• **Entries**
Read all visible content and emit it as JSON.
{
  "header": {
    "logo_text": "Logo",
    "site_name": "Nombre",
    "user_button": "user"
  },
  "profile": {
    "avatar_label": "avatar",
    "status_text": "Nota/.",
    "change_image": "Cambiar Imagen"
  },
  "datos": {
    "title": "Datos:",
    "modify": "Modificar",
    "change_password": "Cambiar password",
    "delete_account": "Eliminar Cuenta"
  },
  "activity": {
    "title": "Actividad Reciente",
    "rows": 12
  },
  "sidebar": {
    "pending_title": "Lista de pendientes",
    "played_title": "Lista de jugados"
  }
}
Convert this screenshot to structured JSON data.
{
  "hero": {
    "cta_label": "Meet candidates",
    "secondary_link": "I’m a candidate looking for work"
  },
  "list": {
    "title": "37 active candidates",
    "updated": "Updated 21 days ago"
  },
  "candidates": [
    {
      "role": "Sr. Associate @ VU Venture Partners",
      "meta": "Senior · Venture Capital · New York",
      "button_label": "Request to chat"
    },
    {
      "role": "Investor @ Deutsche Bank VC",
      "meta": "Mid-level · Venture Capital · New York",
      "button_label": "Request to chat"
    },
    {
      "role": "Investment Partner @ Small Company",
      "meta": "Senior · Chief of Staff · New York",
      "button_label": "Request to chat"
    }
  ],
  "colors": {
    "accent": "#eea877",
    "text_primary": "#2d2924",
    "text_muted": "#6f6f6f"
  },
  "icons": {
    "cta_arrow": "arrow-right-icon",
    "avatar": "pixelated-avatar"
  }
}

• **Required task**
Emit the records above again, exactly, with no line skipped.

• **Exercise result**
Read all visible content and emit it as JSON.
{
  "header": {
    "logo_text": "Logo",
    "site_name": "Nombre",
    "user_button": "user"
  },
  "profile": {
    "avatar_label": "avatar",
    "status_text": "Nota/.",
    "change_image": "Cambiar Imagen"
  },
  "datos": {
    "title": "Datos:",
    "modify": "Modificar",
    "change_password": "Cambiar password",
    "delete_account": "Eliminar Cuenta"
  },
  "activity": {
    "title": "Actividad Reciente",
    "rows": 12
  },
  "sidebar": {
    "pending_title": "Lista de pendientes",
    "played_title": "Lista de jugados"
  }
}
Convert this screenshot to structured JSON data.
{
  "hero": {
    "cta_label": "Meet candidates",
    "secondary_link": "I’m a candidate looking for work"
  },
  "list": {
    "title": "37 active candidates",
    "updated": "Updated 21 days ago"
  },
  "candidates": [
    {
      "role": "Sr. Associate @ VU Venture Partners",
      "meta": "Senior · Venture Capital · New York",
      "button_label": "Request to chat"
    },
    {
      "role": "Investor @ Deutsche Bank VC",
      "meta": "Mid-level · Venture Capital · New York",
      "button_label": "Request to chat"
    },
    {
      "role": "Investment Partner @ Small Company",
      "meta": "Senior · Chief of Staff · New York",
      "button_label": "Request to chat"
    }
  ],
  "colors": {
    "accent": "#eea877",
    "text_primary": "#2d2924",
    "text_muted": "#6f6f6f"
  },
  "icons": {
    "cta_arrow": "arrow-right-icon",
    "avatar": "pixelated-avatar"
  }
}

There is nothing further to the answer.